PROBLEM REQUIREMENTS:
Locate every line in the material below that has the word "means". Copy each of those lines.

- - -

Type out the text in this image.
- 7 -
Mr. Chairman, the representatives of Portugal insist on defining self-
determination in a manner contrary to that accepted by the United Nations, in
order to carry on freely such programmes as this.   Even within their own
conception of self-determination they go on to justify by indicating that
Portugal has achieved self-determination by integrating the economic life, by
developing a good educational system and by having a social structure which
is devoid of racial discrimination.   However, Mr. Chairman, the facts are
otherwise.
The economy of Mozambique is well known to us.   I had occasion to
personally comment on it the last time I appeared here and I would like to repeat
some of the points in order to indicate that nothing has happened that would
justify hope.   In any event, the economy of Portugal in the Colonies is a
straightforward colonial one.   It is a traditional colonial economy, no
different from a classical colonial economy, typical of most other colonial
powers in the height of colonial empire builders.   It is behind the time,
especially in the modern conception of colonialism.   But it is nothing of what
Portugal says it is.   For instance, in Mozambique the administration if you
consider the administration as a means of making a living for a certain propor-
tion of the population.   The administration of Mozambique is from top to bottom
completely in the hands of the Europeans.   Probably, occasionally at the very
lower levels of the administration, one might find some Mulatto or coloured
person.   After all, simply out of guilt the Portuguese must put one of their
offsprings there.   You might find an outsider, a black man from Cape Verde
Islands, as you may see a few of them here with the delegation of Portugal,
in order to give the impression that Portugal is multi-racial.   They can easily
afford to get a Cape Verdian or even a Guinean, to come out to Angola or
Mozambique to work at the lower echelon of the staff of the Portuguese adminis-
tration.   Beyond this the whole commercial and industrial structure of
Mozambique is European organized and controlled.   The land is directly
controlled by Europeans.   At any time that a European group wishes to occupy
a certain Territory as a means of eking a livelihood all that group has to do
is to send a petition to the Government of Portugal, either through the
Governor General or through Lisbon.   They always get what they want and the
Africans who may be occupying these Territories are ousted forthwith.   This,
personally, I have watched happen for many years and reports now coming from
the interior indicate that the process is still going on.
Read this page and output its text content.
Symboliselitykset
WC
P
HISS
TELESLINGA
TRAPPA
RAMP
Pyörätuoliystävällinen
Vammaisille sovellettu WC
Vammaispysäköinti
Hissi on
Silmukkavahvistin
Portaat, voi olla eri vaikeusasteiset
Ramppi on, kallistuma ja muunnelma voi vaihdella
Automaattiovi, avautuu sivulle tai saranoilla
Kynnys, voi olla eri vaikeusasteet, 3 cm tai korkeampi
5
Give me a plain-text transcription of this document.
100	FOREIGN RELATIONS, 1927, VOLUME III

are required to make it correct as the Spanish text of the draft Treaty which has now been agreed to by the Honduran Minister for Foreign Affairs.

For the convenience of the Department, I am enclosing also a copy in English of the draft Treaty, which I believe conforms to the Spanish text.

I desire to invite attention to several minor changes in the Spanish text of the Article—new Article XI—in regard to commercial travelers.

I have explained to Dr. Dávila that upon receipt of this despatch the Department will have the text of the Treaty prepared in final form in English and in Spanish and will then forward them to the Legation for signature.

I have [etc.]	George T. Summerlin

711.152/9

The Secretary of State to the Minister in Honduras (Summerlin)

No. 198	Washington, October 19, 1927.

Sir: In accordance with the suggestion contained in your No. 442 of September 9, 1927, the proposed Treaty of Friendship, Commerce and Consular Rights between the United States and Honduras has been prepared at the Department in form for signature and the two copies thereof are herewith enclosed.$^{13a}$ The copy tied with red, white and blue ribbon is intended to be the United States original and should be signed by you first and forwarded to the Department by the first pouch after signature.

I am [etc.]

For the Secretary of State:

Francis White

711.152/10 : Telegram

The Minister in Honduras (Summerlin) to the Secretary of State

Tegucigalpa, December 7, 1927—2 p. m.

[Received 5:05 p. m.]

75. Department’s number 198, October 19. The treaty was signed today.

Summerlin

- - -

ANSWER:
consider the administration as a means of making a living for a certain propor-
a certain Territory as a means of eking a livelihood all that group has to do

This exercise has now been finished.